### Task goal
Report all lines from the entries below in which "this" appears.
● ● ● ●
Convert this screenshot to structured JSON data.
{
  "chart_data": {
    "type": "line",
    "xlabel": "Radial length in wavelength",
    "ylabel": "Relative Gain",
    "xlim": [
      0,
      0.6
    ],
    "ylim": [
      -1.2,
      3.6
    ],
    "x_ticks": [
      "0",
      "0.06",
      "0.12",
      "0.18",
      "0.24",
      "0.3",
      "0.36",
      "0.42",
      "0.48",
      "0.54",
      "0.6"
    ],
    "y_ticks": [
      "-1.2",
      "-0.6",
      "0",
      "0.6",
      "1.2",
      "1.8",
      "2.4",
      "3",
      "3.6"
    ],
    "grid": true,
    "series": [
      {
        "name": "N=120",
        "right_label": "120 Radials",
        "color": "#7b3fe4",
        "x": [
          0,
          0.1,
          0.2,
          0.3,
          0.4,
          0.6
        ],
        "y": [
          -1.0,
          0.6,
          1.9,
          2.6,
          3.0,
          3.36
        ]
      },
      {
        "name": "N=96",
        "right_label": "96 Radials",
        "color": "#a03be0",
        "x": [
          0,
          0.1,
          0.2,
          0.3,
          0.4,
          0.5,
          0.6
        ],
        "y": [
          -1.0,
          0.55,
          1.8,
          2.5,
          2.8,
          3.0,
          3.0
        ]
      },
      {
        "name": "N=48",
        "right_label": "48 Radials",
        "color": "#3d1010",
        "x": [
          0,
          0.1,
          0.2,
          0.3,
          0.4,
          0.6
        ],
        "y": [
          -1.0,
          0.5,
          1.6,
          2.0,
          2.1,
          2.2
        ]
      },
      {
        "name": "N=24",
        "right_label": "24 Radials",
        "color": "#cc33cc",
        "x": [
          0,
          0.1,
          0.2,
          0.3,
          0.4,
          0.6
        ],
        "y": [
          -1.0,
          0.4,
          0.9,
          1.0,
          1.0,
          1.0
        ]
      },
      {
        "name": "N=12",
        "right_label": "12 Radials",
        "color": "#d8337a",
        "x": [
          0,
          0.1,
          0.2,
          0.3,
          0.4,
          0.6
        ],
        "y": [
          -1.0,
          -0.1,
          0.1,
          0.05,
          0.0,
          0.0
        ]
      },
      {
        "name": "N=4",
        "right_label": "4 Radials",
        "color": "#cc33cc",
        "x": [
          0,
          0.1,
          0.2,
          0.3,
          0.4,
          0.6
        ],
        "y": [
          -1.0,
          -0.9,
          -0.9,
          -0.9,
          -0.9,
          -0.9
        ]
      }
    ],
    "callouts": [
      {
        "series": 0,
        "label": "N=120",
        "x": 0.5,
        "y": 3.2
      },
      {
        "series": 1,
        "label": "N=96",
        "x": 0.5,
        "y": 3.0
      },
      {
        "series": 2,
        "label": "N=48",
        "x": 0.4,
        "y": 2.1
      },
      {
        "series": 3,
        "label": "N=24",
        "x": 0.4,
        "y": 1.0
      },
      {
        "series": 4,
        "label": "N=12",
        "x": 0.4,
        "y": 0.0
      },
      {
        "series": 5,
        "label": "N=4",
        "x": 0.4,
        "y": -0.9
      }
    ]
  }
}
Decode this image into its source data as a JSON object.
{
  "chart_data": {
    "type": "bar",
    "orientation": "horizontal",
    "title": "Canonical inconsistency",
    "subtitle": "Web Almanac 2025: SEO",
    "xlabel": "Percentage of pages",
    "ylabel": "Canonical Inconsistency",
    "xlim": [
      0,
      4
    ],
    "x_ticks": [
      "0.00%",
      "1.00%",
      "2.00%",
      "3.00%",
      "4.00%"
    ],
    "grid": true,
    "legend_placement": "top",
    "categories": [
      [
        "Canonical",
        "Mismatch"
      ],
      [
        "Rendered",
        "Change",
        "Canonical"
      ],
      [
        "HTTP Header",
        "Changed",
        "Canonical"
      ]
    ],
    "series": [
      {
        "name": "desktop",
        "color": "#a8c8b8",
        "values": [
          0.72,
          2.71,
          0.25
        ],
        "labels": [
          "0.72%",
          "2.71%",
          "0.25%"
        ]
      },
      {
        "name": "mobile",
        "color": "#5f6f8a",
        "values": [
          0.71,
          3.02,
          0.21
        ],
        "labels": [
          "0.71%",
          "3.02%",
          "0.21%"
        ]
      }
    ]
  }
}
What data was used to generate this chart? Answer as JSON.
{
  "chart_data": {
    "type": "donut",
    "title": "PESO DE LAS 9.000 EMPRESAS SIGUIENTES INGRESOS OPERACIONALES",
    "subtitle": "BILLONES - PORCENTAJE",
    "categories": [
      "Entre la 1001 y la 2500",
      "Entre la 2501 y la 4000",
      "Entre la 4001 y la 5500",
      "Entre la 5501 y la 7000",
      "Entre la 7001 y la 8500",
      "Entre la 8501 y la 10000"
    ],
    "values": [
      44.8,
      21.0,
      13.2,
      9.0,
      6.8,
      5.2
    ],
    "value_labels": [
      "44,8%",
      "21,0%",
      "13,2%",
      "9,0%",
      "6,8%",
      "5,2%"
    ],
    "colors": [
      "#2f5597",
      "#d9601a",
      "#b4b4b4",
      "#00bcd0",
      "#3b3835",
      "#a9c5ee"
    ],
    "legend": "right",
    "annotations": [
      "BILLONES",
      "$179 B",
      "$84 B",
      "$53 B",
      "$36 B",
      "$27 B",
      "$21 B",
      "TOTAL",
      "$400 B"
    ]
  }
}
● ● ● ●
### Written answer
Convert this screenshot to structured JSON data.
Decode this image into its source data as a JSON object.
What data was used to generate this chart? Answer as JSON.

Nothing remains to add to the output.